> Your task: Answer with one number: how many lines hold "Na₂CO₃".
── Available records ──
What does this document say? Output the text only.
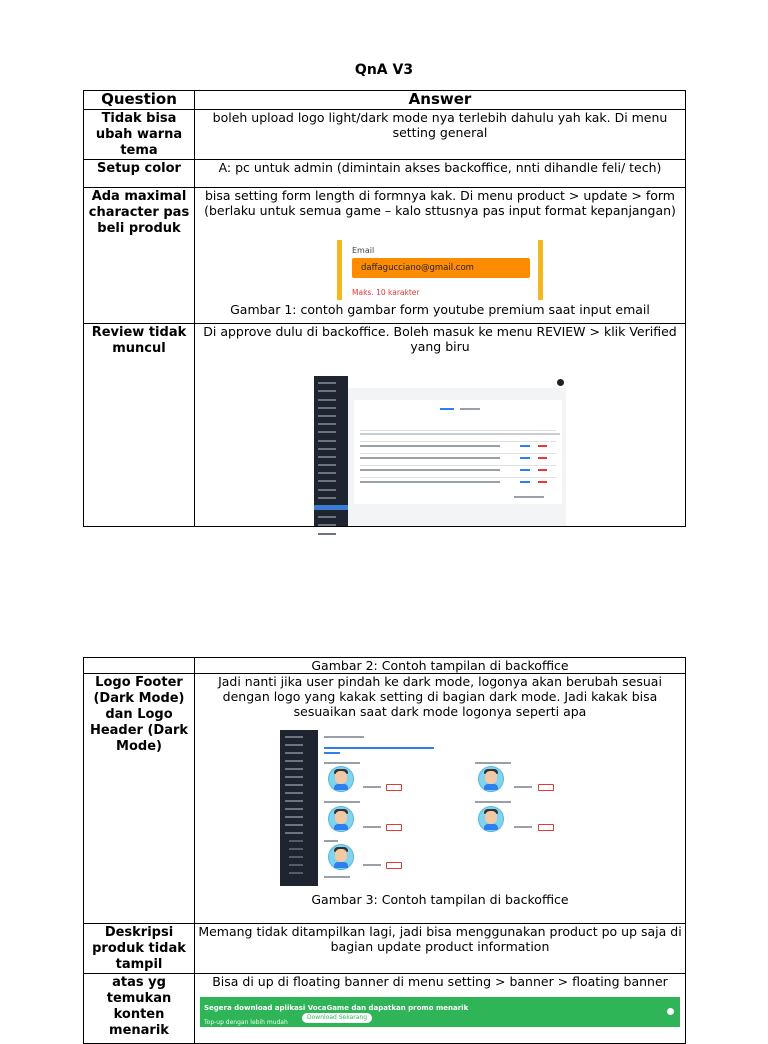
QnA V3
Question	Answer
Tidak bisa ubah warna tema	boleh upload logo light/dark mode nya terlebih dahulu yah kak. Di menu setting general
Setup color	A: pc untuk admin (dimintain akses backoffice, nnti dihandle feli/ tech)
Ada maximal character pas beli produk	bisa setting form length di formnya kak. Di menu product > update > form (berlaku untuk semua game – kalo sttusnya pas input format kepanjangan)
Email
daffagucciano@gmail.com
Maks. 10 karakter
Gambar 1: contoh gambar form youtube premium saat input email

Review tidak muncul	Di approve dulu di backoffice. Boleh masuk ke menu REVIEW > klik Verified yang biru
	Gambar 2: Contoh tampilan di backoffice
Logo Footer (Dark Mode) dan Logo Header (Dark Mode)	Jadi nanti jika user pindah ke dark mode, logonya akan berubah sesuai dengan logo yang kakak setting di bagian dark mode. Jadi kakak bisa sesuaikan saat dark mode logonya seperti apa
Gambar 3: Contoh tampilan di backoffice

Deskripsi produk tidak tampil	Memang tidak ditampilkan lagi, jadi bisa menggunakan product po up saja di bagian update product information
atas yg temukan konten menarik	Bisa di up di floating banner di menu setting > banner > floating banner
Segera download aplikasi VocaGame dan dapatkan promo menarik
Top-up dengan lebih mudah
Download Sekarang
───
── Available records ──
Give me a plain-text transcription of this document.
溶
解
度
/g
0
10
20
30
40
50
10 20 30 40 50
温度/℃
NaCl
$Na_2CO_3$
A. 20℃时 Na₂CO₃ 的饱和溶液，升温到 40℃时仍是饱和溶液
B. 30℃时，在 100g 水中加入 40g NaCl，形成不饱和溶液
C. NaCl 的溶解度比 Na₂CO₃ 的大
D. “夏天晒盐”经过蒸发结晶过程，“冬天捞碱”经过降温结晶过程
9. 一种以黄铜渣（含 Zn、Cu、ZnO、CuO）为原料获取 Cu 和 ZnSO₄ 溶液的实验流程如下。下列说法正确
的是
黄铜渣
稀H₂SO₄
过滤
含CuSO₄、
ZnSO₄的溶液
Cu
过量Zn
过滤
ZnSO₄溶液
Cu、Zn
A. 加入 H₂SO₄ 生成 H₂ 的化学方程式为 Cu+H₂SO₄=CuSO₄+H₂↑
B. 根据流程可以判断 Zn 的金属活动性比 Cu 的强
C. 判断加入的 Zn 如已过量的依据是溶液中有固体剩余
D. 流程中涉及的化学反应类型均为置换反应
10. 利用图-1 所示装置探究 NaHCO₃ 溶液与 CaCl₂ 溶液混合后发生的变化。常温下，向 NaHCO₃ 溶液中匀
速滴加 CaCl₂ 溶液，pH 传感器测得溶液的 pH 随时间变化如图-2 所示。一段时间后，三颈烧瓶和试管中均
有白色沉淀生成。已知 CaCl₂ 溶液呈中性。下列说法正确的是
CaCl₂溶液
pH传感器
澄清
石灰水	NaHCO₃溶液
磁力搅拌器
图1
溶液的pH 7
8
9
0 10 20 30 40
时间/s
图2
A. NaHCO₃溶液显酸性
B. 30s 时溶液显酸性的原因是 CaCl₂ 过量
───
── Available records ──
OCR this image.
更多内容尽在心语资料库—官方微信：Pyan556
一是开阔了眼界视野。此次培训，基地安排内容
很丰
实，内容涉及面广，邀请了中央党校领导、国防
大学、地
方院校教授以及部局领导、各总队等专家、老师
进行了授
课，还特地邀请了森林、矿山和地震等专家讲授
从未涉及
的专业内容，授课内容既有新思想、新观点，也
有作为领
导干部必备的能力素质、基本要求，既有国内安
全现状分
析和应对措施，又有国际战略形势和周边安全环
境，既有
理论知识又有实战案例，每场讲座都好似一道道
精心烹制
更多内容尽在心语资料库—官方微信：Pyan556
───
> Answer to this exercise: 2